Work through the following lines and count those that hold the word "title". Reply with that number only.
■ ■ ■ ■ ■ ■ ■
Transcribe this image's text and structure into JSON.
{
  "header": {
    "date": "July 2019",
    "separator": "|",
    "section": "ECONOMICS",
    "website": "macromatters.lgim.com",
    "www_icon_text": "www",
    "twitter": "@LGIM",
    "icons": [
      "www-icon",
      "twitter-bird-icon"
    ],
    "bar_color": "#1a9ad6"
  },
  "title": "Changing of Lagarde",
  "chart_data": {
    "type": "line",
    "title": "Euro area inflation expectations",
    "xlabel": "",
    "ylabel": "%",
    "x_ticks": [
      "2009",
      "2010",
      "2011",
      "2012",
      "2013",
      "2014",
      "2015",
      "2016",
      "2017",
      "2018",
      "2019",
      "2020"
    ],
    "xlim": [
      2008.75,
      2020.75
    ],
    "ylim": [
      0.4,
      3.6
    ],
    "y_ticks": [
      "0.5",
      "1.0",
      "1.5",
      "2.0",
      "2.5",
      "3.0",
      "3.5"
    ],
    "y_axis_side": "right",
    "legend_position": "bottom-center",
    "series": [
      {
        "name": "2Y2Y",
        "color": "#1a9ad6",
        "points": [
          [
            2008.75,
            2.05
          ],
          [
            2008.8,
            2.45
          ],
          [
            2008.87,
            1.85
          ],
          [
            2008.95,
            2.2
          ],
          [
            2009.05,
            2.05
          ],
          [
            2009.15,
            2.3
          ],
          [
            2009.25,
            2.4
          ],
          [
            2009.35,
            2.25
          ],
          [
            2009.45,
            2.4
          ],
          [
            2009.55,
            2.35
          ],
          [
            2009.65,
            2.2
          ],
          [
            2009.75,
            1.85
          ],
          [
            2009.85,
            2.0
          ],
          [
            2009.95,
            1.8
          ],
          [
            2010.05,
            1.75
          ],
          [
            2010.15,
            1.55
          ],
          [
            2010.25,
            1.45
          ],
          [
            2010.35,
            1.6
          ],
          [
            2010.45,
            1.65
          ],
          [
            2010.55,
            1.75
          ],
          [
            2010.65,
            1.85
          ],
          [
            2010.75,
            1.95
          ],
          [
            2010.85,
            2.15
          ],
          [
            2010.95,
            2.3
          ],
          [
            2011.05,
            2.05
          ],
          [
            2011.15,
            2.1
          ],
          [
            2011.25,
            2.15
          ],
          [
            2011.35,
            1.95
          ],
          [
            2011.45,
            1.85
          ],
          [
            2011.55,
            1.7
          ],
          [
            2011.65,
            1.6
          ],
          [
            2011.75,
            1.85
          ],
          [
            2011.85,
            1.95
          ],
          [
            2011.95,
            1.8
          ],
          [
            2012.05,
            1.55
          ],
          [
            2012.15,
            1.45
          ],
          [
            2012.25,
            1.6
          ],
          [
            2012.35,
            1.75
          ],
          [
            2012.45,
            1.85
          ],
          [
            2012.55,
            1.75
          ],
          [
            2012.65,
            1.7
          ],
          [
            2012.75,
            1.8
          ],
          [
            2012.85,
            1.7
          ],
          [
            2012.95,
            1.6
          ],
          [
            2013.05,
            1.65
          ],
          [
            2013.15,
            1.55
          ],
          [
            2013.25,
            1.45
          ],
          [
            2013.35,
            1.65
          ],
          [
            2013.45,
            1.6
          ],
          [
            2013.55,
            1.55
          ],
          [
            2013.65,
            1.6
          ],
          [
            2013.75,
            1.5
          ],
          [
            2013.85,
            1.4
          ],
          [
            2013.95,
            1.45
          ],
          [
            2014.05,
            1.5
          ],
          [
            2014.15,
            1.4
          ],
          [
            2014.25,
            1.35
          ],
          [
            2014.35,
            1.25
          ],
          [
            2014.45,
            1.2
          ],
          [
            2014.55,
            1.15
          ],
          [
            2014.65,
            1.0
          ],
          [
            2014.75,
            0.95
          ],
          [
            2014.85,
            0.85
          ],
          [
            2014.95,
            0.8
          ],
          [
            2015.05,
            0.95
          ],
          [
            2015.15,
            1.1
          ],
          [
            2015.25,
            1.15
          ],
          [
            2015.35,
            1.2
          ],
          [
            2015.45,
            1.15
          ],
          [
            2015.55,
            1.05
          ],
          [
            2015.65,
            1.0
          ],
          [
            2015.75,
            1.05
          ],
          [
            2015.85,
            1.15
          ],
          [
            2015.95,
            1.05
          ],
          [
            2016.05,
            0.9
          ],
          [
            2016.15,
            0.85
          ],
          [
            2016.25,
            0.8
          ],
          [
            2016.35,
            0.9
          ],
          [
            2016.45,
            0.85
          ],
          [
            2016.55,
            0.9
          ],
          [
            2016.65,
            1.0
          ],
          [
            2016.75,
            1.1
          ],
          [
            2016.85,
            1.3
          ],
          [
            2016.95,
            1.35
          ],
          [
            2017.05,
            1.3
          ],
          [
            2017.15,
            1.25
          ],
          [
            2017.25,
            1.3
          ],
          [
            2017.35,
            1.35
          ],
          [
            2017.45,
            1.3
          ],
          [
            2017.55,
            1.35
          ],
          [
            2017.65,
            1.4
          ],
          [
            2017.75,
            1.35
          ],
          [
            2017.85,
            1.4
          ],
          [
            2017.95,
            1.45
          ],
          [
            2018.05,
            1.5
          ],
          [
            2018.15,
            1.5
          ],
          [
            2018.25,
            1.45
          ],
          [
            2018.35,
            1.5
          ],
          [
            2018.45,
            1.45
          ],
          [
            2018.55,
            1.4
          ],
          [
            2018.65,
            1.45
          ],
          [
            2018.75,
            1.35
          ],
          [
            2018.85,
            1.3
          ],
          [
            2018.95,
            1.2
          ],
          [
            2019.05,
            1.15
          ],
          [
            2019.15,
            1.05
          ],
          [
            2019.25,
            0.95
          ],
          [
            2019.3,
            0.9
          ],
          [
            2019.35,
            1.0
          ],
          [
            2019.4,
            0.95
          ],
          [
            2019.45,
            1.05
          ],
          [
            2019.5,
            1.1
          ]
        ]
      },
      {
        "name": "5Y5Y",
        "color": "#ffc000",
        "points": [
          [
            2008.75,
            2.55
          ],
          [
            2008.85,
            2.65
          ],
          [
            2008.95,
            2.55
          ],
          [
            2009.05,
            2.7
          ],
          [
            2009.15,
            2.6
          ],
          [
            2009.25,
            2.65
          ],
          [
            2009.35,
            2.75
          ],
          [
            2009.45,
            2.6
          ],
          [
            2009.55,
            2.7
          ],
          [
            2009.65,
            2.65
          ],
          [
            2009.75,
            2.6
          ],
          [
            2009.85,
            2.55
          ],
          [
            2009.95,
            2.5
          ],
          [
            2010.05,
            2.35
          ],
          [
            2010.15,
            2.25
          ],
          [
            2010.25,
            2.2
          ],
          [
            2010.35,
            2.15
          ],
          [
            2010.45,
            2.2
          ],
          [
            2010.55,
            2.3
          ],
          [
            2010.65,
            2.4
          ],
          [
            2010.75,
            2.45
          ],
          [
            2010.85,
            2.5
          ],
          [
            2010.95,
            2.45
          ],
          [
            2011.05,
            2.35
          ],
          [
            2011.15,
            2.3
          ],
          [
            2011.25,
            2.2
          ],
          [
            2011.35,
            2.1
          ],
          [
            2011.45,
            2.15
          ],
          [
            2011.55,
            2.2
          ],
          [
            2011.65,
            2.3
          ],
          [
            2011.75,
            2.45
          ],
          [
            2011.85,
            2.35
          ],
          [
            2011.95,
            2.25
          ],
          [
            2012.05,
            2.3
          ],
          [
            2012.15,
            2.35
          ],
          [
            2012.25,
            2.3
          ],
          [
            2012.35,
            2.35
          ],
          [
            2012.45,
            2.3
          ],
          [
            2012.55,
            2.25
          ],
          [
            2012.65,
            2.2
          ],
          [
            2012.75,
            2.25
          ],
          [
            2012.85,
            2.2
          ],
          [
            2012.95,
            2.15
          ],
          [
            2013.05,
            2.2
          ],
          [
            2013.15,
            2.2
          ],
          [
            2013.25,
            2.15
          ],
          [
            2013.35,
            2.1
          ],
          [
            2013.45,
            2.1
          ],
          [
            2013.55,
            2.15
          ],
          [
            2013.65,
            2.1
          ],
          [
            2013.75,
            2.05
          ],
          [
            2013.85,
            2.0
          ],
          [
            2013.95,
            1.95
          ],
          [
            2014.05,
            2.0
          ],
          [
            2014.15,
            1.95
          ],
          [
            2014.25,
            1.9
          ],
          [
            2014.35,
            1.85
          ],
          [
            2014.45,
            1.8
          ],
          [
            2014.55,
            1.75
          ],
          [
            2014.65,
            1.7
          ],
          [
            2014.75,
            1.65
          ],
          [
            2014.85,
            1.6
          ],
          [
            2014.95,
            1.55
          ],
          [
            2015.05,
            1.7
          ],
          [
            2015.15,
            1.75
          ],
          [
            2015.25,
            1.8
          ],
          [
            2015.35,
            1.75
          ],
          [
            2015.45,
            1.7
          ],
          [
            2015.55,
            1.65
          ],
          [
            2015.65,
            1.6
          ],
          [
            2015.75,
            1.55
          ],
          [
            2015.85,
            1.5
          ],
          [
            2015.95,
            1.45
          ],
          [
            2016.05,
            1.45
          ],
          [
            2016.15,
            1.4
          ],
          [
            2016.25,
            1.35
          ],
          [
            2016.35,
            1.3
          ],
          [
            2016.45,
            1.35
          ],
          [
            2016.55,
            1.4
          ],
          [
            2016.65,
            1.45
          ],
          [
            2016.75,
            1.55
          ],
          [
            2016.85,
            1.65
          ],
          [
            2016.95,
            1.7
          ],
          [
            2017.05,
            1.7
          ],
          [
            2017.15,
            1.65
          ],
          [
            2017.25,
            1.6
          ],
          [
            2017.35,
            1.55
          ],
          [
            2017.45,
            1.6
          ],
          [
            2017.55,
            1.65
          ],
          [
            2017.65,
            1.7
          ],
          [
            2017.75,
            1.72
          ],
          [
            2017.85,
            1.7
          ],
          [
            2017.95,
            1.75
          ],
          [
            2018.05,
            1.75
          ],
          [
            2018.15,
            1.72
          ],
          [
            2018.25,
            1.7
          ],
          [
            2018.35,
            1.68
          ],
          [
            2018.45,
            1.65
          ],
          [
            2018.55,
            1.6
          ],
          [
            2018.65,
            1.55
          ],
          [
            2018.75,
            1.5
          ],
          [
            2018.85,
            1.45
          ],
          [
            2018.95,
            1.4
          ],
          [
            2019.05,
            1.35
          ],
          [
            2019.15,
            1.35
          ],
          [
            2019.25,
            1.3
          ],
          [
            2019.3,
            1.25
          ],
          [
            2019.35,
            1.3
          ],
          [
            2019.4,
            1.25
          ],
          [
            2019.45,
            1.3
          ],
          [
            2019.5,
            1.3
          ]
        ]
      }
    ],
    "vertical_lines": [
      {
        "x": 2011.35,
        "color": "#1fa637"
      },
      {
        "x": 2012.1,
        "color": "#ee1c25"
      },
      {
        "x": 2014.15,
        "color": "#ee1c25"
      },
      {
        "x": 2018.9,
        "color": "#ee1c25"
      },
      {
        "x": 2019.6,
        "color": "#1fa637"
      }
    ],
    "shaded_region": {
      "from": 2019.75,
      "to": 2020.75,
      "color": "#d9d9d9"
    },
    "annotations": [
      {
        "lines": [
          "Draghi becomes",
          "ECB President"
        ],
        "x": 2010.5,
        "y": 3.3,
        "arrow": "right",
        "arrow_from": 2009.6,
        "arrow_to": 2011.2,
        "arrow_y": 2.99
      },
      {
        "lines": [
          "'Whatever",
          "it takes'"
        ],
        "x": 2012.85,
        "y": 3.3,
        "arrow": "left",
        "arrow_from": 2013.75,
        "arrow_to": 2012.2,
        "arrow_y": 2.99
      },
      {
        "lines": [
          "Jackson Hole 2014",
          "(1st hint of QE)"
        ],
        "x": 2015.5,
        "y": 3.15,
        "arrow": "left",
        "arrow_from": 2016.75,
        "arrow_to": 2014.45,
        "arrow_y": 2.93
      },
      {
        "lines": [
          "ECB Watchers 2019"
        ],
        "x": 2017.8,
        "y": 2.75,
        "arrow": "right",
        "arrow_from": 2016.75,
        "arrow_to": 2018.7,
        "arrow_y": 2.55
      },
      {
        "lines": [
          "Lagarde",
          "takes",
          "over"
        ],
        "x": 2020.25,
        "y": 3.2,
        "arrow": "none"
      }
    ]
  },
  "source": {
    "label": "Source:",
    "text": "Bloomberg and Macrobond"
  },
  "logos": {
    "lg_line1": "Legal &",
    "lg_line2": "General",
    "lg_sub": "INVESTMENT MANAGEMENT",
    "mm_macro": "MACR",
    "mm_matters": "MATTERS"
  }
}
■ ■ ■ ■ ■ ■ ■
| WRITTEN RESPONSE |
2